• _ENTRIES_
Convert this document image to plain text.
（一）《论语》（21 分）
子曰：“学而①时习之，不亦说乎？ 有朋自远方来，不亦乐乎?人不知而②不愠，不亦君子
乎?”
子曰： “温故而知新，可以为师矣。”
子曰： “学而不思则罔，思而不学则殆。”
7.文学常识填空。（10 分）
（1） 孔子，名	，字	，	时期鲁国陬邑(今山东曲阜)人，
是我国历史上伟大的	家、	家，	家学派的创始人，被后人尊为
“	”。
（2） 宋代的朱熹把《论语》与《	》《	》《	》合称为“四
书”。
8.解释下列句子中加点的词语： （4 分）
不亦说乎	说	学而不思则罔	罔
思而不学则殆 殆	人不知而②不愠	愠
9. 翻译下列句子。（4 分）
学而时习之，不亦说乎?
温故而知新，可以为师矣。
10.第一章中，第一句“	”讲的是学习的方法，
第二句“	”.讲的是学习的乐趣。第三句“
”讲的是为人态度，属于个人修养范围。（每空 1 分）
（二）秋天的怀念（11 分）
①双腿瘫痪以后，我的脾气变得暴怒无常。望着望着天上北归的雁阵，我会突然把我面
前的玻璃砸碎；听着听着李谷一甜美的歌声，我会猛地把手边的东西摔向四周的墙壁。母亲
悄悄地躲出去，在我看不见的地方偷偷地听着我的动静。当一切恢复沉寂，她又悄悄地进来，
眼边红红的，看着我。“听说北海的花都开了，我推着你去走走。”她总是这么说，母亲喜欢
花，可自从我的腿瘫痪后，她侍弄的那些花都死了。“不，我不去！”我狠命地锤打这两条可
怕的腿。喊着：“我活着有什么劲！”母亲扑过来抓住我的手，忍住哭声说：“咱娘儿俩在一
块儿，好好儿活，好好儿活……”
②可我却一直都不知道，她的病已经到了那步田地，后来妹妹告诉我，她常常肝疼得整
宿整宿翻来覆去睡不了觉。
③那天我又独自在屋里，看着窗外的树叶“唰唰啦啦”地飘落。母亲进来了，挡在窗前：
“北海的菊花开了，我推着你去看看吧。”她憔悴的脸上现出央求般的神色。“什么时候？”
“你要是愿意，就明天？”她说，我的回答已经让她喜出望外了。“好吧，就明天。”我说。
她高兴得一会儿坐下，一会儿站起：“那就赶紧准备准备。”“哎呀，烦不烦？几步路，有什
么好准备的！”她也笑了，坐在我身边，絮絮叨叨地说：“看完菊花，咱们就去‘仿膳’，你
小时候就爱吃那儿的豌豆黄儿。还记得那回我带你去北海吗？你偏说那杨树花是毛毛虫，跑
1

==

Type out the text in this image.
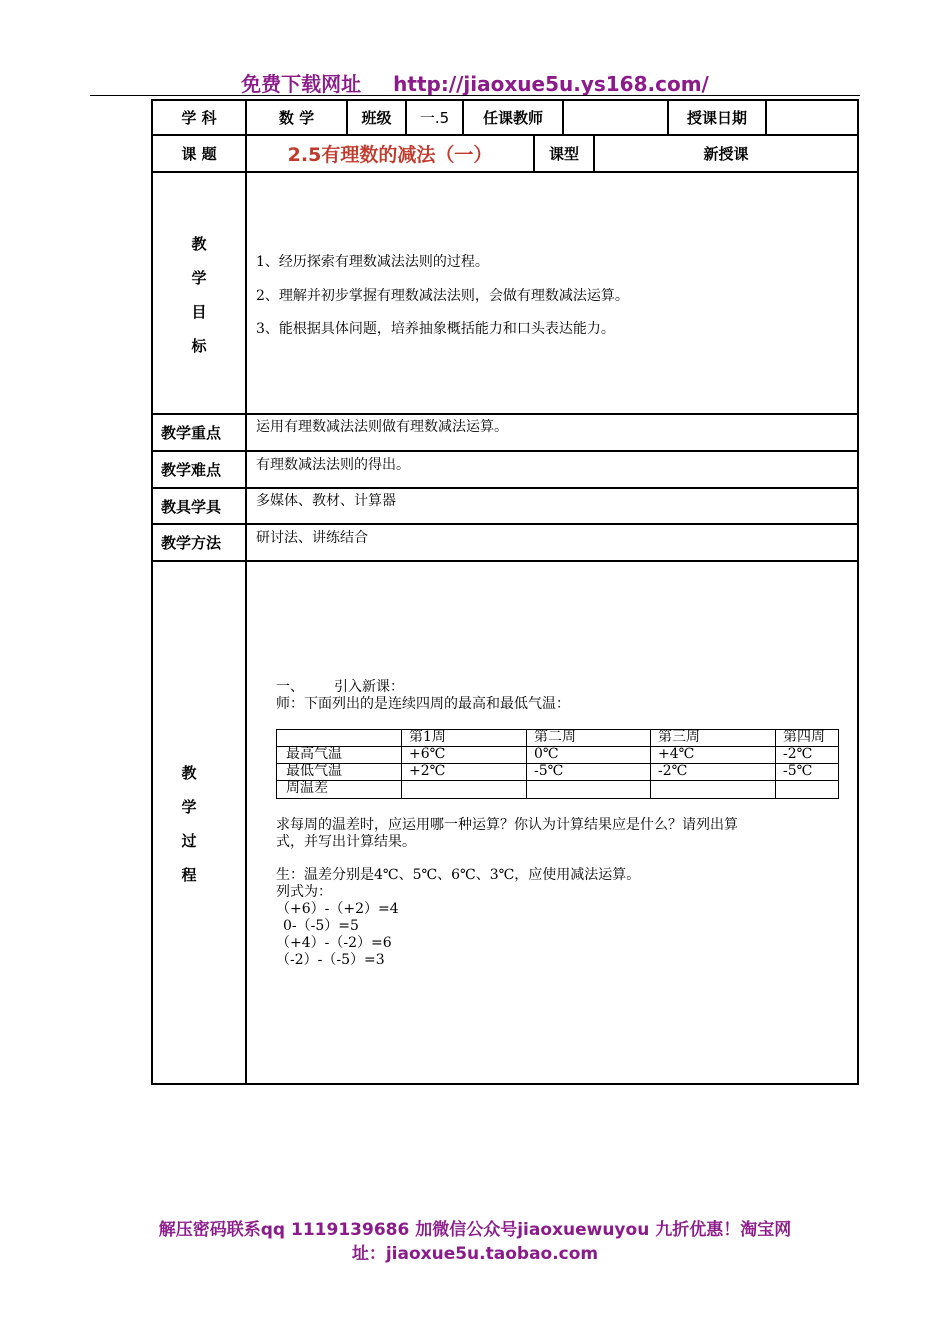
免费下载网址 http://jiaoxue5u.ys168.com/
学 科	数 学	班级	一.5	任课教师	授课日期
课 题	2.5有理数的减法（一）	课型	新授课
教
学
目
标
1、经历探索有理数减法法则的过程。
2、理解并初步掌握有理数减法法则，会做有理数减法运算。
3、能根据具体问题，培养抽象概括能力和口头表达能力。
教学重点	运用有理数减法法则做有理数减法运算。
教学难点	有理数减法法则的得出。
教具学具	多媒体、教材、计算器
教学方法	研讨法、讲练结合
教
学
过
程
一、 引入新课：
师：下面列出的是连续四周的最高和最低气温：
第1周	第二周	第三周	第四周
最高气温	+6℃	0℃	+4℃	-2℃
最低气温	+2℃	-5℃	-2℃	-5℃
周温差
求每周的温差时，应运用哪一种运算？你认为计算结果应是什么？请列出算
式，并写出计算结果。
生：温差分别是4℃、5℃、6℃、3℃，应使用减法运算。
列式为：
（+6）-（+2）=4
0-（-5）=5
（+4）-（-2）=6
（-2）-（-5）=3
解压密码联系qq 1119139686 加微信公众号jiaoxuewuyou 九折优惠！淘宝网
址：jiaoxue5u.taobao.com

• _SHORT EXERCISE_
Look through the records and gather every line containing "人不知而②不愠".

• _ANSWER TO THIS TASK_
子曰：“学而①时习之，不亦说乎？ 有朋自远方来，不亦乐乎?人不知而②不愠，不亦君子
思而不学则殆 殆	人不知而②不愠	愠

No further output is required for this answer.